Exercise brief
Copy every line of the listing below verbatim, leaving out the pictures.

(Dataset rows)
■ ■ ■ ■ ■ ■ ■

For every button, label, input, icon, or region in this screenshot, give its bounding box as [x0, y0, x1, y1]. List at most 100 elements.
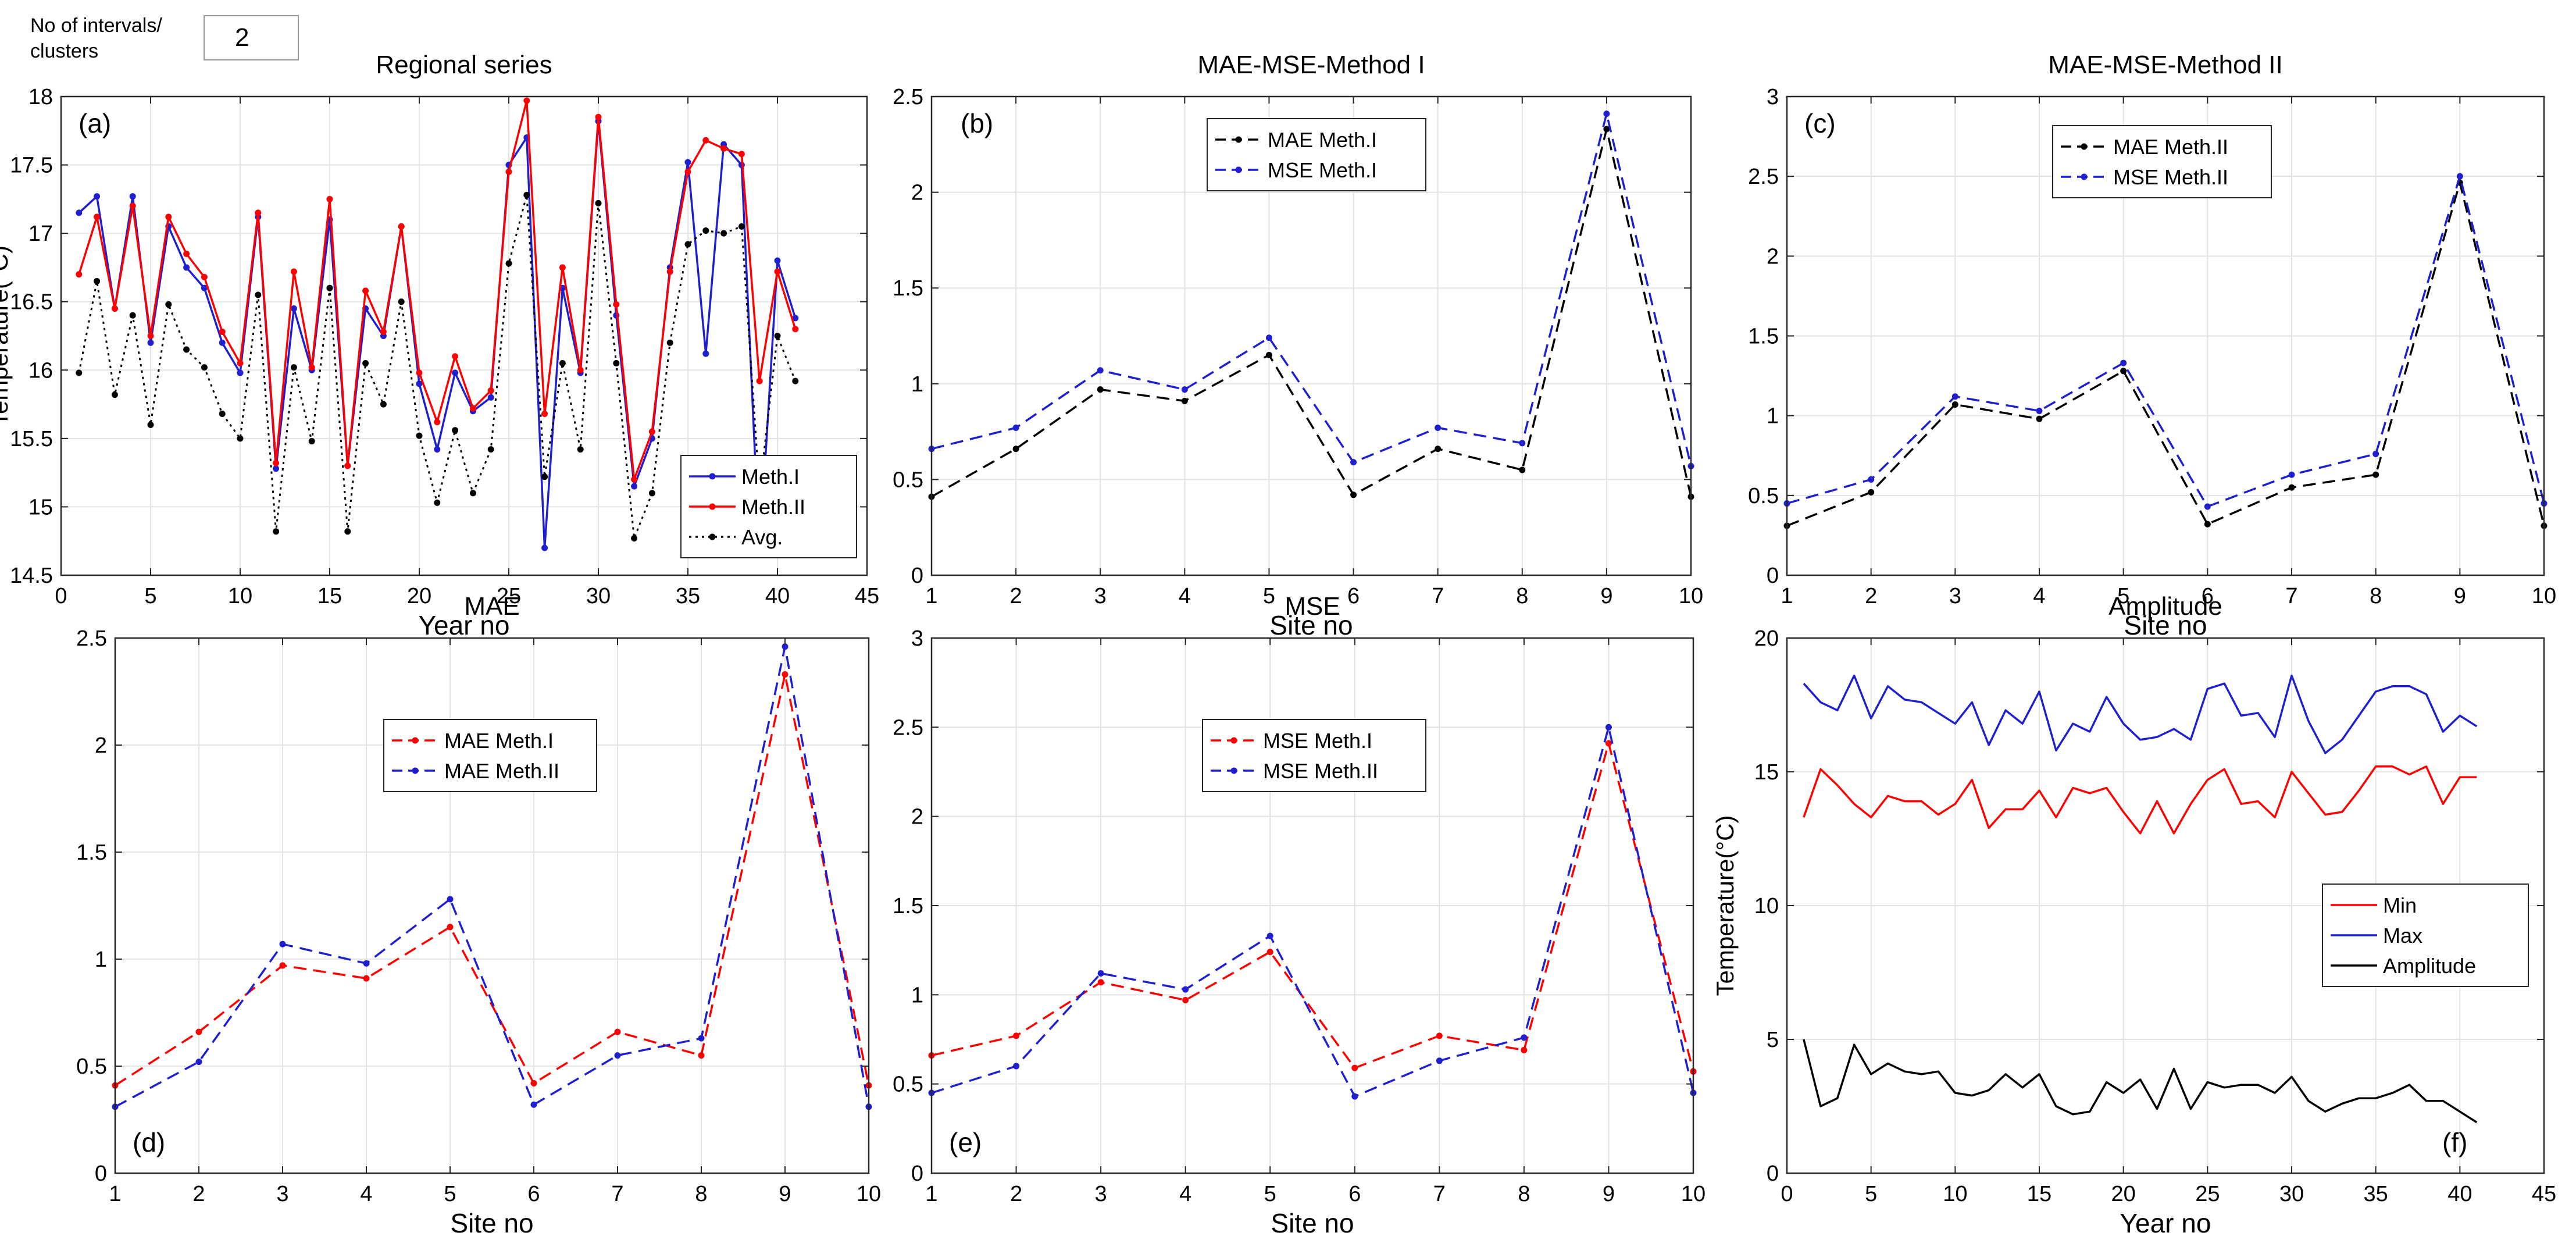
- x-tick-label: 6: [1347, 584, 1360, 608]
- data-point: [698, 1052, 705, 1059]
- y-tick-label: 2.5: [893, 85, 923, 109]
- data-point: [1182, 986, 1189, 993]
- x-tick-label: 1: [925, 1182, 937, 1206]
- data-point: [308, 364, 315, 371]
- y-tick-label: 0: [1767, 1162, 1779, 1186]
- data-point: [165, 213, 172, 220]
- chart-c: 1 2 3 4 5 6 7 8 9 10 0 0.5 1 1.5 2 2.5 3 MAE-MSE-Method I…: [1748, 51, 2556, 640]
- y-tick-label: 14.5: [10, 564, 53, 588]
- x-tick-label: 6: [527, 1182, 540, 1206]
- panel-label: (a): [79, 108, 111, 138]
- data-point: [111, 305, 118, 312]
- data-point: [183, 346, 190, 353]
- chart-title: MAE-MSE-Method II: [2048, 51, 2282, 79]
- x-tick-label: 8: [1516, 584, 1528, 608]
- data-point: [1951, 401, 1958, 408]
- y-tick-label: 2.5: [1748, 165, 1779, 189]
- y-tick-label: 2: [911, 805, 923, 829]
- x-tick-label: 4: [360, 1182, 372, 1206]
- x-tick-label: 30: [586, 584, 611, 608]
- data-point: [469, 490, 476, 497]
- x-tick-label: 25: [497, 584, 521, 608]
- data-point: [541, 473, 548, 480]
- x-tick-label: 45: [855, 584, 879, 608]
- data-point: [1012, 446, 1019, 453]
- legend-label: MSE Meth.I: [1268, 158, 1377, 182]
- panel-label: (b): [961, 108, 993, 138]
- panel-label: (c): [1804, 108, 1836, 138]
- data-point: [129, 312, 136, 319]
- legend-marker: [1230, 767, 1237, 774]
- data-point: [738, 151, 745, 158]
- data-point: [1603, 126, 1610, 133]
- data-point: [398, 223, 405, 230]
- data-point: [1097, 979, 1104, 986]
- data-point: [434, 446, 441, 453]
- y-tick-label: 20: [1754, 626, 1779, 651]
- data-point: [183, 250, 190, 257]
- data-point: [201, 364, 208, 371]
- chart-title: MAE: [464, 592, 519, 621]
- data-point: [290, 364, 297, 371]
- y-tick-label: 2: [95, 733, 107, 758]
- legend-label: Amplitude: [2383, 954, 2476, 978]
- legend-label: MAE Meth.I: [1268, 128, 1377, 152]
- legend-box: [1202, 719, 1426, 792]
- y-tick-label: 0: [911, 1162, 923, 1186]
- data-point: [613, 301, 620, 308]
- legend-marker: [412, 737, 419, 744]
- series-line-MAE Meth.II: [115, 645, 870, 1108]
- data-point: [380, 328, 387, 335]
- data-point: [1181, 386, 1188, 393]
- data-point: [1603, 111, 1610, 117]
- data-point: [1436, 1057, 1443, 1064]
- data-point: [1519, 466, 1526, 473]
- data-point: [2204, 503, 2211, 510]
- y-axis-label: Temperature(°C): [0, 245, 13, 426]
- legend-marker: [709, 533, 716, 540]
- legend-label: MSE Meth.II: [2113, 165, 2228, 189]
- axes-frame: [930, 95, 1692, 576]
- series-line-Amplitude: [1803, 1039, 2478, 1124]
- data-point: [702, 227, 709, 234]
- clusters-label: No of intervals/ clusters: [30, 15, 162, 62]
- x-tick-label: 8: [1518, 1182, 1530, 1206]
- y-tick-label: 0.5: [1748, 484, 1779, 508]
- data-point: [201, 273, 208, 280]
- chart-title: Regional series: [376, 51, 552, 79]
- x-tick-label: 5: [1264, 1182, 1276, 1206]
- x-tick-label: 3: [276, 1182, 288, 1206]
- data-point: [326, 195, 333, 202]
- legend: MAE Meth.I MSE Meth.I: [1207, 118, 1426, 191]
- data-point: [666, 339, 673, 346]
- data-point: [559, 360, 566, 367]
- x-tick-label: 2: [1010, 584, 1022, 608]
- data-point: [219, 339, 226, 346]
- data-point: [279, 962, 286, 969]
- x-tick-label: 10: [1681, 1182, 1706, 1206]
- legend-marker: [709, 503, 716, 510]
- chart-title: Amplitude: [2108, 592, 2222, 621]
- data-point: [631, 535, 638, 542]
- data-point: [1435, 446, 1442, 453]
- x-tick-label: 5: [1865, 1182, 1877, 1206]
- panel-label: (f): [2442, 1127, 2467, 1157]
- data-point: [165, 301, 172, 308]
- data-point: [702, 350, 709, 357]
- x-tick-label: 35: [2364, 1182, 2388, 1206]
- x-axis-label: Year no: [419, 610, 510, 640]
- x-tick-label: 7: [2285, 584, 2297, 608]
- data-point: [792, 377, 799, 384]
- legend-marker: [1235, 166, 1242, 173]
- data-point: [1351, 1093, 1358, 1100]
- x-tick-label: 9: [1603, 1182, 1615, 1206]
- data-point: [452, 427, 459, 434]
- data-point: [326, 284, 333, 291]
- chart-d: 1 2 3 4 5 6 7 8 9 10 0 0.5 1 1.5 2 2.5 MAE Site no (d) MAE …: [76, 592, 881, 1238]
- y-tick-label: 0: [911, 564, 923, 588]
- clusters-input[interactable]: 2: [204, 15, 299, 60]
- legend-marker: [709, 473, 716, 480]
- data-point: [237, 435, 244, 442]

■ ■ ■ ■ ■ ■ ■

Answer for the task
For every button, label, input, icon, or region in this screenshot, give its bounding box as [x0, y0, x1, y1]. List at most 100 elements.
- x-tick-label: 6: [1347, 584, 1360, 608]
- data-point: [698, 1052, 705, 1059]
- y-tick-label: 2.5: [893, 85, 923, 109]
- data-point: [1182, 986, 1189, 993]
- x-tick-label: 1: [925, 1182, 937, 1206]
- data-point: [308, 364, 315, 371]
- y-tick-label: 0: [1767, 1162, 1779, 1186]
- data-point: [165, 213, 172, 220]
- chart-c: 1 2 3 4 5 6 7 8 9 10 0 0.5 1 1.5 2 2.5 3 MAE-MSE-Method I…: [1748, 51, 2556, 640]
- y-tick-label: 14.5: [10, 564, 53, 588]
- x-tick-label: 6: [527, 1182, 540, 1206]
- panel-label: (a): [79, 108, 111, 138]
- data-point: [111, 305, 118, 312]
- data-point: [183, 346, 190, 353]
- chart-title: MAE-MSE-Method II: [2048, 51, 2282, 79]
- x-tick-label: 8: [1516, 584, 1528, 608]
- data-point: [1951, 401, 1958, 408]
- y-tick-label: 2.5: [1748, 165, 1779, 189]
- y-tick-label: 2: [911, 805, 923, 829]
- x-tick-label: 4: [360, 1182, 372, 1206]
- x-tick-label: 30: [586, 584, 611, 608]
- data-point: [469, 490, 476, 497]
- x-tick-label: 25: [497, 584, 521, 608]
- data-point: [541, 473, 548, 480]
- x-tick-label: 45: [855, 584, 879, 608]
- data-point: [1012, 446, 1019, 453]
- legend-label: MSE Meth.I: [1268, 158, 1377, 182]
- panel-label: (b): [961, 108, 993, 138]
- panel-label: (c): [1804, 108, 1836, 138]
- data-point: [129, 312, 136, 319]
- legend-marker: [1230, 767, 1237, 774]
- data-point: [738, 151, 745, 158]
- data-point: [1603, 126, 1610, 133]
- data-point: [398, 223, 405, 230]
- data-point: [1097, 979, 1104, 986]
- data-point: [434, 446, 441, 453]
- y-tick-label: 20: [1754, 626, 1779, 651]
- data-point: [183, 250, 190, 257]
- data-point: [201, 364, 208, 371]
- chart-title: MAE: [464, 592, 519, 621]
- data-point: [290, 364, 297, 371]
- y-tick-label: 2: [95, 733, 107, 758]
- legend-label: Amplitude: [2383, 954, 2476, 978]
- legend-label: MAE Meth.I: [1268, 128, 1377, 152]
- legend-box: [1202, 719, 1426, 792]
- y-tick-label: 0: [911, 1162, 923, 1186]
- data-point: [613, 301, 620, 308]
- legend-marker: [412, 737, 419, 744]
- series-line-MAE Meth.II: [115, 645, 870, 1108]
- data-point: [380, 328, 387, 335]
- data-point: [1181, 386, 1188, 393]
- data-point: [1603, 111, 1610, 117]
- data-point: [1436, 1057, 1443, 1064]
- data-point: [1519, 466, 1526, 473]
- data-point: [2204, 503, 2211, 510]
- y-axis-label: Temperature(°C): [0, 245, 13, 426]
- legend-marker: [709, 533, 716, 540]
- legend-label: MSE Meth.II: [2113, 165, 2228, 189]
- axes-frame: [930, 95, 1692, 576]
- series-line-Amplitude: [1803, 1039, 2478, 1124]
- data-point: [702, 227, 709, 234]
- clusters-label: No of intervals/ clusters: [30, 15, 162, 62]
- x-tick-label: 8: [1518, 1182, 1530, 1206]
- y-tick-label: 0.5: [1748, 484, 1779, 508]
- data-point: [201, 273, 208, 280]
- chart-title: Regional series: [376, 51, 552, 79]
- x-tick-label: 5: [1264, 1182, 1276, 1206]
- x-tick-label: 3: [276, 1182, 288, 1206]
- data-point: [326, 195, 333, 202]
- legend: MAE Meth.I MSE Meth.I: [1207, 118, 1426, 191]
- data-point: [666, 339, 673, 346]
- data-point: [559, 360, 566, 367]
- x-tick-label: 2: [1010, 584, 1022, 608]
- data-point: [219, 339, 226, 346]
- data-point: [279, 962, 286, 969]
- x-tick-label: 10: [1681, 1182, 1706, 1206]
- legend-marker: [709, 503, 716, 510]
- chart-title: Amplitude: [2108, 592, 2222, 621]
- data-point: [631, 535, 638, 542]
- data-point: [1435, 446, 1442, 453]
- x-tick-label: 5: [1865, 1182, 1877, 1206]
- panel-label: (f): [2442, 1127, 2467, 1157]
- data-point: [165, 301, 172, 308]
- data-point: [702, 350, 709, 357]
- x-tick-label: 35: [2364, 1182, 2388, 1206]
- x-axis-label: Year no: [419, 610, 510, 640]
- x-tick-label: 7: [2285, 584, 2297, 608]
- data-point: [792, 377, 799, 384]
- legend-marker: [1235, 166, 1242, 173]
- data-point: [1351, 1093, 1358, 1100]
- x-tick-label: 9: [1603, 1182, 1615, 1206]
- data-point: [452, 427, 459, 434]
- data-point: [326, 284, 333, 291]
- chart-d: 1 2 3 4 5 6 7 8 9 10 0 0.5 1 1.5 2 2.5 MAE Site no (d) MAE …: [76, 592, 881, 1238]
- y-tick-label: 0: [911, 564, 923, 588]
- clusters-input[interactable]: 2: [204, 15, 299, 60]
- legend-marker: [709, 473, 716, 480]
- data-point: [237, 435, 244, 442]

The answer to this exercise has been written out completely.